## Given exercise
State how many lines of the entries hold the string "ylabel". Reply with the number alone.

## Extracted records
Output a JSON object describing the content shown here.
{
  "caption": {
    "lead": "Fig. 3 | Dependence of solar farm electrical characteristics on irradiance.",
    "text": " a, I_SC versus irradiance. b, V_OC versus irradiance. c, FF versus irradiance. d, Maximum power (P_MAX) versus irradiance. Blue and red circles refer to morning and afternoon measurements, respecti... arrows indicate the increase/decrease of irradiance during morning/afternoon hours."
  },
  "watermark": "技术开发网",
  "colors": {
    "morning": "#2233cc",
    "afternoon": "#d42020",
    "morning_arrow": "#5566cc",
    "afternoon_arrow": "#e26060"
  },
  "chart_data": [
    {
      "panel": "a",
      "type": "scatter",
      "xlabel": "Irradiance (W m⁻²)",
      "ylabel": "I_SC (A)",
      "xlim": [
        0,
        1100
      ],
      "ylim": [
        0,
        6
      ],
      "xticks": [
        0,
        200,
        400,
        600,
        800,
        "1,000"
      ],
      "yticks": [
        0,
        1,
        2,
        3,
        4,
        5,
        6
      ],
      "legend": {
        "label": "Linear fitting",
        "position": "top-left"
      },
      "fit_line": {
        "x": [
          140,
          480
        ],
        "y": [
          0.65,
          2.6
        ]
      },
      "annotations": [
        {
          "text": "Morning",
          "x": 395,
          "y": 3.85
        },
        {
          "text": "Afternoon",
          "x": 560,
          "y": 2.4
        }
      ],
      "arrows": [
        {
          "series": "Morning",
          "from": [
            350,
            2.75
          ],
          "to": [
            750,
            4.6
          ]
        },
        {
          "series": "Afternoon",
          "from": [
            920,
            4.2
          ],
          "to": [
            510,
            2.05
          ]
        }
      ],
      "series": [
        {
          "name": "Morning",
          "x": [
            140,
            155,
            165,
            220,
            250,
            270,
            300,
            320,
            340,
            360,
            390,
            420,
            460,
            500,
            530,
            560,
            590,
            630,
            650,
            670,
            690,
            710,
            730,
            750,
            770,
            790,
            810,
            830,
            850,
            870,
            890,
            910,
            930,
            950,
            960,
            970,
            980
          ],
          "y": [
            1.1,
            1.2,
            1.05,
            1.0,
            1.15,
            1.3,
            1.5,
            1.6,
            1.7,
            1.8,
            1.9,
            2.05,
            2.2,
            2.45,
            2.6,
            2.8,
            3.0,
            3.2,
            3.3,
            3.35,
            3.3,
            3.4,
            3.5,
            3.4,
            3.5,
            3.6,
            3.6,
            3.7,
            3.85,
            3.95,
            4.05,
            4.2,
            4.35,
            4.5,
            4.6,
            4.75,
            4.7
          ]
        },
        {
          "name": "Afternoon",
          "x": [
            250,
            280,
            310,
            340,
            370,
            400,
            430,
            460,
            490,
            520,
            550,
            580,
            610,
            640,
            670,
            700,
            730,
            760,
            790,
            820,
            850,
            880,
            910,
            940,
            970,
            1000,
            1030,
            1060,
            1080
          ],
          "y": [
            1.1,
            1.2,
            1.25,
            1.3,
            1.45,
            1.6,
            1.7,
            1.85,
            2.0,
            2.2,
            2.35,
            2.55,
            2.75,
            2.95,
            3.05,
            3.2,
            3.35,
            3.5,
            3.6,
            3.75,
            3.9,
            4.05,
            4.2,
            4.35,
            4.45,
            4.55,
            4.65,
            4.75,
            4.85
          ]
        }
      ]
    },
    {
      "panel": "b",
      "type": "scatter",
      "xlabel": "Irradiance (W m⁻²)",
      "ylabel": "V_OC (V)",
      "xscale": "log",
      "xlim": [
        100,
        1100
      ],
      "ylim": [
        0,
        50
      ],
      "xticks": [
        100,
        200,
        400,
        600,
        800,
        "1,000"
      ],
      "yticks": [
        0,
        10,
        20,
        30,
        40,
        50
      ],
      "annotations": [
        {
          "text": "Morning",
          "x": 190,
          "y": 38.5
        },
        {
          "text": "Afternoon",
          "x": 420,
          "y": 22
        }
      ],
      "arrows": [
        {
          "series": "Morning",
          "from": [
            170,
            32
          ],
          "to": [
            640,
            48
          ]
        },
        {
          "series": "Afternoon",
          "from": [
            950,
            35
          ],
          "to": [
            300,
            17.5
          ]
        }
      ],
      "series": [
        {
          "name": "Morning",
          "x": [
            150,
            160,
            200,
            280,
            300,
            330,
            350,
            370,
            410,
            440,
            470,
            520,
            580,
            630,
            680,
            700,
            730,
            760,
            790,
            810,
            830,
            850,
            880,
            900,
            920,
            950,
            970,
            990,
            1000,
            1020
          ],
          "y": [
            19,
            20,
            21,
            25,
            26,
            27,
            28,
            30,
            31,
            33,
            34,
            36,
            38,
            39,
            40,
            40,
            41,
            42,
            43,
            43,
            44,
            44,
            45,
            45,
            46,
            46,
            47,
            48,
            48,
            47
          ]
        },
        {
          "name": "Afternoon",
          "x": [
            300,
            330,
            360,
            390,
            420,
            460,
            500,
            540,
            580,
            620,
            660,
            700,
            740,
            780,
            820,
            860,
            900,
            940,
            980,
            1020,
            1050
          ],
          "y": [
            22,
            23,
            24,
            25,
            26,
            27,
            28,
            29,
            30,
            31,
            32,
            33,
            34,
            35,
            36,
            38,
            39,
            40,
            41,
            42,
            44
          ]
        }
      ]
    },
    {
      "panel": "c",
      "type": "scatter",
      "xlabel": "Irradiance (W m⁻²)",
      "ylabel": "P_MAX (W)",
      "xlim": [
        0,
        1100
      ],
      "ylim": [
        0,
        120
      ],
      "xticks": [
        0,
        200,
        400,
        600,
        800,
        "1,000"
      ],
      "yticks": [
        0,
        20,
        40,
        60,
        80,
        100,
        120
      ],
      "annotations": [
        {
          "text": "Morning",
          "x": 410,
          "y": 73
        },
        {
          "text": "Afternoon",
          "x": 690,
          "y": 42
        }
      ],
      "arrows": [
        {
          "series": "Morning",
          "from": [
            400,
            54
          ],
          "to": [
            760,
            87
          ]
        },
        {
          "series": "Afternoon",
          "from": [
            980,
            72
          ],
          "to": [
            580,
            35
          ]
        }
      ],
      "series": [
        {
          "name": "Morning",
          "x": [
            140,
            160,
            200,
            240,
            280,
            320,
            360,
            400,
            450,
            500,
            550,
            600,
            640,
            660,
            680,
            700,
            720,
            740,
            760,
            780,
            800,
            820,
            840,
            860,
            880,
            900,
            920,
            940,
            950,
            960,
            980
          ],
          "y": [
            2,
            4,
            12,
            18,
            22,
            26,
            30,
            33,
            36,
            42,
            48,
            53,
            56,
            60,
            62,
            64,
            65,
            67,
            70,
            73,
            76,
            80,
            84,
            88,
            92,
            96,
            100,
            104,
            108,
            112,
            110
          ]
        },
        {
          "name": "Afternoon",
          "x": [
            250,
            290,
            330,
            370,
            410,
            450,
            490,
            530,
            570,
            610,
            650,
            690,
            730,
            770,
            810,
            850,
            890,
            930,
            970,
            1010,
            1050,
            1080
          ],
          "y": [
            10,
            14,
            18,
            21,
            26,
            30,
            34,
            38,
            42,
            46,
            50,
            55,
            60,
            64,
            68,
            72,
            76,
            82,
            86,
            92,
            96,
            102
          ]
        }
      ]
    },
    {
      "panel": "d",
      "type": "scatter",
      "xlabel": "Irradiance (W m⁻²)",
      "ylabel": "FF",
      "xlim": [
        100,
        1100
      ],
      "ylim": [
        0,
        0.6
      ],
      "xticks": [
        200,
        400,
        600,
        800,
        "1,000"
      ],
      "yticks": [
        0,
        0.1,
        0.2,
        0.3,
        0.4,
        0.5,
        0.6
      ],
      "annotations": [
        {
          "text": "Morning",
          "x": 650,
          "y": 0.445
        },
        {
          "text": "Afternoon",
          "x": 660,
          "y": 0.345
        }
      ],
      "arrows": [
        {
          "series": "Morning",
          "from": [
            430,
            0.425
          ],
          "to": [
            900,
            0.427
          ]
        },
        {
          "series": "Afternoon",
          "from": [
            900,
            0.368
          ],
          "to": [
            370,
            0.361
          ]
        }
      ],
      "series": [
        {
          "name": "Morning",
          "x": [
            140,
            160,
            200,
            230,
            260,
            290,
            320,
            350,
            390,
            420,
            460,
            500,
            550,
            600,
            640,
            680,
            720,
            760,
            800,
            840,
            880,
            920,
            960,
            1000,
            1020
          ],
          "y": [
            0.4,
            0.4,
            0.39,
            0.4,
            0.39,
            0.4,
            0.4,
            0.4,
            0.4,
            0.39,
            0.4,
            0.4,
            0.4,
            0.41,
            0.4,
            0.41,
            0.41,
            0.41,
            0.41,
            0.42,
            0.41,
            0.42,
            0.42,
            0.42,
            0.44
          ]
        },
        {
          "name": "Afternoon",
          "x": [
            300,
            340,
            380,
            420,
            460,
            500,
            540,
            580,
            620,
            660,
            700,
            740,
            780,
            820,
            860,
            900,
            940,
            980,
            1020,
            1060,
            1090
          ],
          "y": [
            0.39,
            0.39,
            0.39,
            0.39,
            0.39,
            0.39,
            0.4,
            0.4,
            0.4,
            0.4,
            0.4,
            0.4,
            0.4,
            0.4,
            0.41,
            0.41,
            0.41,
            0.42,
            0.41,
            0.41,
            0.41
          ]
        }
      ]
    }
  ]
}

## Exercise solution
4